| What this task involves |
Output a single figure: the number of lines in which the word "的转会交易最终泡汤了" appears.
--- start of Excerpted records ---
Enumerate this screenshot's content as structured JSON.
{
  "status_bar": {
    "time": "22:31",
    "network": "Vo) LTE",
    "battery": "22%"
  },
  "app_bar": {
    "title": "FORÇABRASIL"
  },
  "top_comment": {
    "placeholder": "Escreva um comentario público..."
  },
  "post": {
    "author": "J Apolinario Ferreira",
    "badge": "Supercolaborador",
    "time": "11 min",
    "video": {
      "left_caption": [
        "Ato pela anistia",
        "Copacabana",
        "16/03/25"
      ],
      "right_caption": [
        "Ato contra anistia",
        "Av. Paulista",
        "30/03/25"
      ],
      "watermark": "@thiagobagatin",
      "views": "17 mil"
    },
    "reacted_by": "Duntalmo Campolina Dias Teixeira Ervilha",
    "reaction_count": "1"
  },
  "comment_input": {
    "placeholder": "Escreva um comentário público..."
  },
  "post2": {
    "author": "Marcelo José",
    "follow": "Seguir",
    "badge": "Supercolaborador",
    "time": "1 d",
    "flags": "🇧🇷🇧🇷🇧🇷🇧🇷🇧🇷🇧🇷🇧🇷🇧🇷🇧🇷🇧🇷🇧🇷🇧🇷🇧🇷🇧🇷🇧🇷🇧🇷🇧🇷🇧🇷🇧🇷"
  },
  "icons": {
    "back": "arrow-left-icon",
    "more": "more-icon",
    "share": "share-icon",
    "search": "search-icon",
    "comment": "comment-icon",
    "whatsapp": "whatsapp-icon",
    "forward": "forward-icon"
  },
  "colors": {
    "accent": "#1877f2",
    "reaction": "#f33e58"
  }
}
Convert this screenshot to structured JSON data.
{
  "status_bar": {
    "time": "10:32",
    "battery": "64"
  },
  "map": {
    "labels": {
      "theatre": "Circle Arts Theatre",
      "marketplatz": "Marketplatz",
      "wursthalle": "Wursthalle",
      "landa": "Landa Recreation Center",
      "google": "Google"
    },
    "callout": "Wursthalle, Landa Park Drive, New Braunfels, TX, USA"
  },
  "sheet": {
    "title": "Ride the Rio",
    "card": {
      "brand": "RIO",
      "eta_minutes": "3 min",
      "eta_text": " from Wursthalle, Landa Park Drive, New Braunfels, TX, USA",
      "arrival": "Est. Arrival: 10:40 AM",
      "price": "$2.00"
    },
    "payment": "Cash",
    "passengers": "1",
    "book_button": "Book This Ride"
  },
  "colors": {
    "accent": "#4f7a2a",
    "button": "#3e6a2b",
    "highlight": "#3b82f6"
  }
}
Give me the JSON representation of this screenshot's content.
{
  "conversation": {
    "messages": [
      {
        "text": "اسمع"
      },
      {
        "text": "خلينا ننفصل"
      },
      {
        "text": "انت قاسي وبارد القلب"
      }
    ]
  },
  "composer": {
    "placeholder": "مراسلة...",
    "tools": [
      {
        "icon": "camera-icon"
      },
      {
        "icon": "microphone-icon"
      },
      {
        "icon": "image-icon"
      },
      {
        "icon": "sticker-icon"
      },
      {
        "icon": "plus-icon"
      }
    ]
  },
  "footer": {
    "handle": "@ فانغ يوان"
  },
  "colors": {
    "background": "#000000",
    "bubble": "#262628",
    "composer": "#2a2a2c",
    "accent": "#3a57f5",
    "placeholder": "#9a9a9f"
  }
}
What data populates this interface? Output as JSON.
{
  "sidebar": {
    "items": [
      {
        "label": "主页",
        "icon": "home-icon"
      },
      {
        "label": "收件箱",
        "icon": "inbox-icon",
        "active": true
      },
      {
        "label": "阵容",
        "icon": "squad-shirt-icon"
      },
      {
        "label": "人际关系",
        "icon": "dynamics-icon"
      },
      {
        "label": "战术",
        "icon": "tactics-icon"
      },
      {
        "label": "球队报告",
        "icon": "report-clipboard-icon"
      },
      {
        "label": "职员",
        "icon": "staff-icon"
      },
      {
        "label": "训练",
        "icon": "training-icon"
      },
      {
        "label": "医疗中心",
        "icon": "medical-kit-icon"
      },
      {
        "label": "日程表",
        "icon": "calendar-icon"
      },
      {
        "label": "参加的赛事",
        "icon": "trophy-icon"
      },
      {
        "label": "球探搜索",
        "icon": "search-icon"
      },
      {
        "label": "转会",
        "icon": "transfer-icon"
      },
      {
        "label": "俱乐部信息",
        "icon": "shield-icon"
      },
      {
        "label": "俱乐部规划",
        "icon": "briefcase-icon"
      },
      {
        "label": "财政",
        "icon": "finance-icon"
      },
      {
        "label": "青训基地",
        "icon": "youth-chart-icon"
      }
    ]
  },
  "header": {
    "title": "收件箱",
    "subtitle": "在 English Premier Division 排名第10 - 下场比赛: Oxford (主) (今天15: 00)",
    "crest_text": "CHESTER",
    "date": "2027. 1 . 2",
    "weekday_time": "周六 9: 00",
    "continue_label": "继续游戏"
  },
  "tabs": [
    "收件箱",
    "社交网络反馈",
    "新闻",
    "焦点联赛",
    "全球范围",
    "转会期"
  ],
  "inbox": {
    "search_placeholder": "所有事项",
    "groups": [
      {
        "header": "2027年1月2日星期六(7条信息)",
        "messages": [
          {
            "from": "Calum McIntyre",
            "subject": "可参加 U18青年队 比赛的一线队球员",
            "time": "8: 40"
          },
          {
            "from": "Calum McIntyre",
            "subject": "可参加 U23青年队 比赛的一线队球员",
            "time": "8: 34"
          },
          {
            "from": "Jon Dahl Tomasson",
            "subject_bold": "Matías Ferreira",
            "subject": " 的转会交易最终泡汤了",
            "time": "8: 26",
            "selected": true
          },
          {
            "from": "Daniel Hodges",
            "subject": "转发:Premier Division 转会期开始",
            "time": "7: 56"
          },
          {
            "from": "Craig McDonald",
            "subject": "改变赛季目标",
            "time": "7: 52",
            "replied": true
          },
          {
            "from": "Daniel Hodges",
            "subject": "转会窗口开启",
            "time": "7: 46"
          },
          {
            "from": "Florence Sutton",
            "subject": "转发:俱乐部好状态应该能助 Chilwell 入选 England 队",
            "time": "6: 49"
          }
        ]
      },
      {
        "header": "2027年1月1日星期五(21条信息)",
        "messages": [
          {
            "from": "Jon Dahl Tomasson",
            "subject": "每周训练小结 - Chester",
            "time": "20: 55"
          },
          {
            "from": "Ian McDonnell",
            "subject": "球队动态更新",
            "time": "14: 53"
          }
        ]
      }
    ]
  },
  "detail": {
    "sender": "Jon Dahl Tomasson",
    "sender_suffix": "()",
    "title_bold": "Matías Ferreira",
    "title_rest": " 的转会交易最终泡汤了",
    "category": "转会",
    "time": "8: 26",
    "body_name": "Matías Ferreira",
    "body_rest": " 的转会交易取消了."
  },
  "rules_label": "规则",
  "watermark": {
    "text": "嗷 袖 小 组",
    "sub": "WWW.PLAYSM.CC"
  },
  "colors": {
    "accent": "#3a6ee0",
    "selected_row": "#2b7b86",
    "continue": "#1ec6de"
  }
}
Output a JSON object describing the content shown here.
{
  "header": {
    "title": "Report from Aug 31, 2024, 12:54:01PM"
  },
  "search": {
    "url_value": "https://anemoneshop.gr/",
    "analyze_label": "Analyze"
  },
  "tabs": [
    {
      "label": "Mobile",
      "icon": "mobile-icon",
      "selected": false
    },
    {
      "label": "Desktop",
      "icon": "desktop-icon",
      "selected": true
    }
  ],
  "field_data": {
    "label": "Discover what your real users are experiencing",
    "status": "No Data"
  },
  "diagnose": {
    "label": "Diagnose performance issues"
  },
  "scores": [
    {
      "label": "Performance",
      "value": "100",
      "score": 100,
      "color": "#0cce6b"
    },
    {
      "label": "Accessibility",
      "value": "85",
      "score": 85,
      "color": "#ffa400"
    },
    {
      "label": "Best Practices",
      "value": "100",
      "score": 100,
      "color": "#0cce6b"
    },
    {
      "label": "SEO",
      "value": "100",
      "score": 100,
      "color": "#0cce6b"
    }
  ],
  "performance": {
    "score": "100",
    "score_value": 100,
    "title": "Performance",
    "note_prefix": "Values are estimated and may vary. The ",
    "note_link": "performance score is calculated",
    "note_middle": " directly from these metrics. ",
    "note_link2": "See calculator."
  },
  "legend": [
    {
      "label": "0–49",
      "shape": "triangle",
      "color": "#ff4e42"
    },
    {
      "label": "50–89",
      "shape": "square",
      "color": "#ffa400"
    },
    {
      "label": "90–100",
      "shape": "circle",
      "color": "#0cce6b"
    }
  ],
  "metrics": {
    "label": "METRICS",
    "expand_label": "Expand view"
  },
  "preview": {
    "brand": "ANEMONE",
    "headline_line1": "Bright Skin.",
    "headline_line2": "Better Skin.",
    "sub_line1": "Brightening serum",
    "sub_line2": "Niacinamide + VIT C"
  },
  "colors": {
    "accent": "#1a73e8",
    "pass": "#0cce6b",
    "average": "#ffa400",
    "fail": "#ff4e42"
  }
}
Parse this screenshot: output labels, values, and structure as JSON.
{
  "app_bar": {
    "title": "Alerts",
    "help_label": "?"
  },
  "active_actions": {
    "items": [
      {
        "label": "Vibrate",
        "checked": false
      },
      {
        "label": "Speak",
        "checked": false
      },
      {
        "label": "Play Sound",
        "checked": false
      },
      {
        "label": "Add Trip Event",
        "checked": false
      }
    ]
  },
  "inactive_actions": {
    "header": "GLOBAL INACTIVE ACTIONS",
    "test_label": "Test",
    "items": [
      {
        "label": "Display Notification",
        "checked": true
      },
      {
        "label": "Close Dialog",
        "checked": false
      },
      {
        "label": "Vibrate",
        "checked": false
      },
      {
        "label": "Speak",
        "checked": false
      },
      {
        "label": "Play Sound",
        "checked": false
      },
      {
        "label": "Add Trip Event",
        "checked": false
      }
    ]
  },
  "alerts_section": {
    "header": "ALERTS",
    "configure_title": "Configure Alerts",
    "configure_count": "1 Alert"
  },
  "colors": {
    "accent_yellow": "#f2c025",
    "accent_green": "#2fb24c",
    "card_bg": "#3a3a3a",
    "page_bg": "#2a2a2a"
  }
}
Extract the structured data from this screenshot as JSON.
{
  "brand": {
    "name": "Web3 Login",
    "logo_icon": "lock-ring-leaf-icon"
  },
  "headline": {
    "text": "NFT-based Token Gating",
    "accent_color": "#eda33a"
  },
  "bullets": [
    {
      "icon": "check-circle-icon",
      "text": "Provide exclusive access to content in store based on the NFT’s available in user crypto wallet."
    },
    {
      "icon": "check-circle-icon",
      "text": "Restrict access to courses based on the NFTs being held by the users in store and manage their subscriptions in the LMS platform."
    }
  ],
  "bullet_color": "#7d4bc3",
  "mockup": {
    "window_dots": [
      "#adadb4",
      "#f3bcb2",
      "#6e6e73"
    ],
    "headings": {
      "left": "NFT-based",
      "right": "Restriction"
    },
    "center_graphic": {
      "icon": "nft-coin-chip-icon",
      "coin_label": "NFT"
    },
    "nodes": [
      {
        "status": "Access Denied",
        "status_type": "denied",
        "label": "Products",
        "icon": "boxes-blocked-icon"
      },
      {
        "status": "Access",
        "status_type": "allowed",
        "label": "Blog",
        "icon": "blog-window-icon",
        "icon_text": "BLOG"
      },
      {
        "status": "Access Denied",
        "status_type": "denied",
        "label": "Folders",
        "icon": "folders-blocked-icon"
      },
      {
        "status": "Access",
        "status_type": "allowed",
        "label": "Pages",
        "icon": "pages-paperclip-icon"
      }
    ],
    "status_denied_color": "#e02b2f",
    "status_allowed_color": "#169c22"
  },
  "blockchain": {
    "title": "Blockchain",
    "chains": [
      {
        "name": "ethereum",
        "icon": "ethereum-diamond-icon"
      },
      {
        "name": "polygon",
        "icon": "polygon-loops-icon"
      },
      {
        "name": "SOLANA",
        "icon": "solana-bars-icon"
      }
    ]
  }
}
--- end of Excerpted records ---
| Answer |
2